(Data listing)
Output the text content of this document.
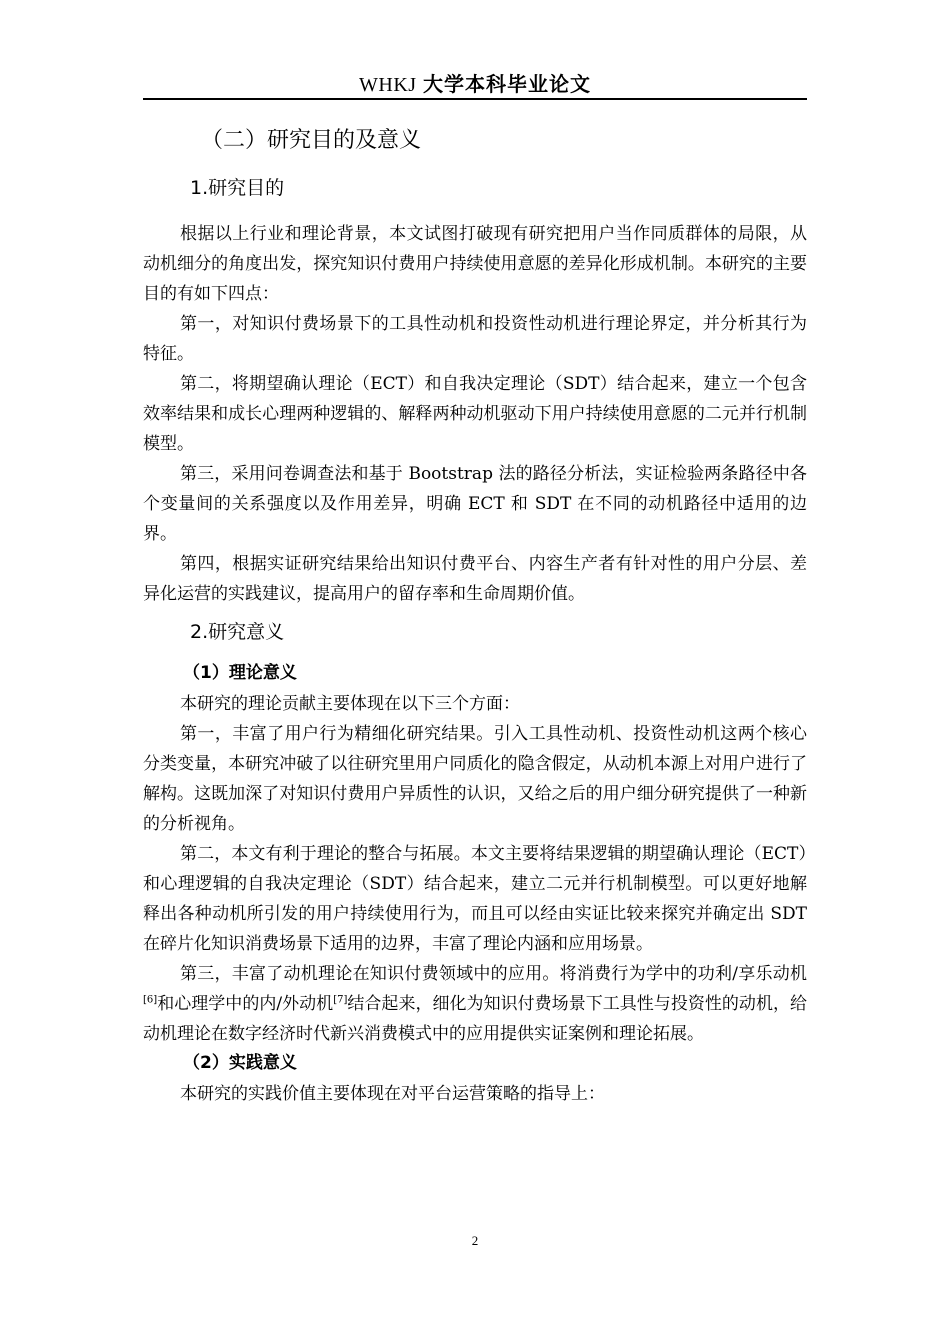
WHKJ 大学本科毕业论文
（二）研究目的及意义
1.研究目的

根据以上行业和理论背景，本文试图打破现有研究把用户当作同质群体的局限，从动机细分的角度出发，探究知识付费用户持续使用意愿的差异化形成机制。本研究的主要目的有如下四点：

第一，对知识付费场景下的工具性动机和投资性动机进行理论界定，并分析其行为特征。

第二，将期望确认理论（ECT）和自我决定理论（SDT）结合起来，建立一个包含效率结果和成长心理两种逻辑的、解释两种动机驱动下用户持续使用意愿的二元并行机制模型。

第三，采用问卷调查法和基于 Bootstrap 法的路径分析法，实证检验两条路径中各个变量间的关系强度以及作用差异，明确 ECT 和 SDT 在不同的动机路径中适用的边界。

第四，根据实证研究结果给出知识付费平台、内容生产者有针对性的用户分层、差异化运营的实践建议，提高用户的留存率和生命周期价值。

2.研究意义
（1）理论意义

本研究的理论贡献主要体现在以下三个方面：

第一，丰富了用户行为精细化研究结果。引入工具性动机、投资性动机这两个核心分类变量，本研究冲破了以往研究里用户同质化的隐含假定，从动机本源上对用户进行了解构。这既加深了对知识付费用户异质性的认识，又给之后的用户细分研究提供了一种新的分析视角。

第二，本文有利于理论的整合与拓展。本文主要将结果逻辑的期望确认理论（ECT）和心理逻辑的自我决定理论（SDT）结合起来，建立二元并行机制模型。可以更好地解释出各种动机所引发的用户持续使用行为，而且可以经由实证比较来探究并确定出 SDT 在碎片化知识消费场景下适用的边界，丰富了理论内涵和应用场景。

第三，丰富了动机理论在知识付费领域中的应用。将消费行为学中的功利/享乐动机[6]和心理学中的内/外动机[7]结合起来，细化为知识付费场景下工具性与投资性的动机，给动机理论在数字经济时代新兴消费模式中的应用提供实证案例和理论拓展。

（2）实践意义

本研究的实践价值主要体现在对平台运营策略的指导上：

2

(Task to carry out)
Reproduce each record from above exactly; pictures do not belong in the copy.

(Result)
Output the text content of this document.
WHKJ 大学本科毕业论文
（二）研究目的及意义
1.研究目的

根据以上行业和理论背景，本文试图打破现有研究把用户当作同质群体的局限，从动机细分的角度出发，探究知识付费用户持续使用意愿的差异化形成机制。本研究的主要目的有如下四点：

第一，对知识付费场景下的工具性动机和投资性动机进行理论界定，并分析其行为特征。

第二，将期望确认理论（ECT）和自我决定理论（SDT）结合起来，建立一个包含效率结果和成长心理两种逻辑的、解释两种动机驱动下用户持续使用意愿的二元并行机制模型。

第三，采用问卷调查法和基于 Bootstrap 法的路径分析法，实证检验两条路径中各个变量间的关系强度以及作用差异，明确 ECT 和 SDT 在不同的动机路径中适用的边界。

第四，根据实证研究结果给出知识付费平台、内容生产者有针对性的用户分层、差异化运营的实践建议，提高用户的留存率和生命周期价值。

2.研究意义
（1）理论意义

本研究的理论贡献主要体现在以下三个方面：

第一，丰富了用户行为精细化研究结果。引入工具性动机、投资性动机这两个核心分类变量，本研究冲破了以往研究里用户同质化的隐含假定，从动机本源上对用户进行了解构。这既加深了对知识付费用户异质性的认识，又给之后的用户细分研究提供了一种新的分析视角。

第二，本文有利于理论的整合与拓展。本文主要将结果逻辑的期望确认理论（ECT）和心理逻辑的自我决定理论（SDT）结合起来，建立二元并行机制模型。可以更好地解释出各种动机所引发的用户持续使用行为，而且可以经由实证比较来探究并确定出 SDT 在碎片化知识消费场景下适用的边界，丰富了理论内涵和应用场景。

第三，丰富了动机理论在知识付费领域中的应用。将消费行为学中的功利/享乐动机[6]和心理学中的内/外动机[7]结合起来，细化为知识付费场景下工具性与投资性的动机，给动机理论在数字经济时代新兴消费模式中的应用提供实证案例和理论拓展。

（2）实践意义

本研究的实践价值主要体现在对平台运营策略的指导上：

2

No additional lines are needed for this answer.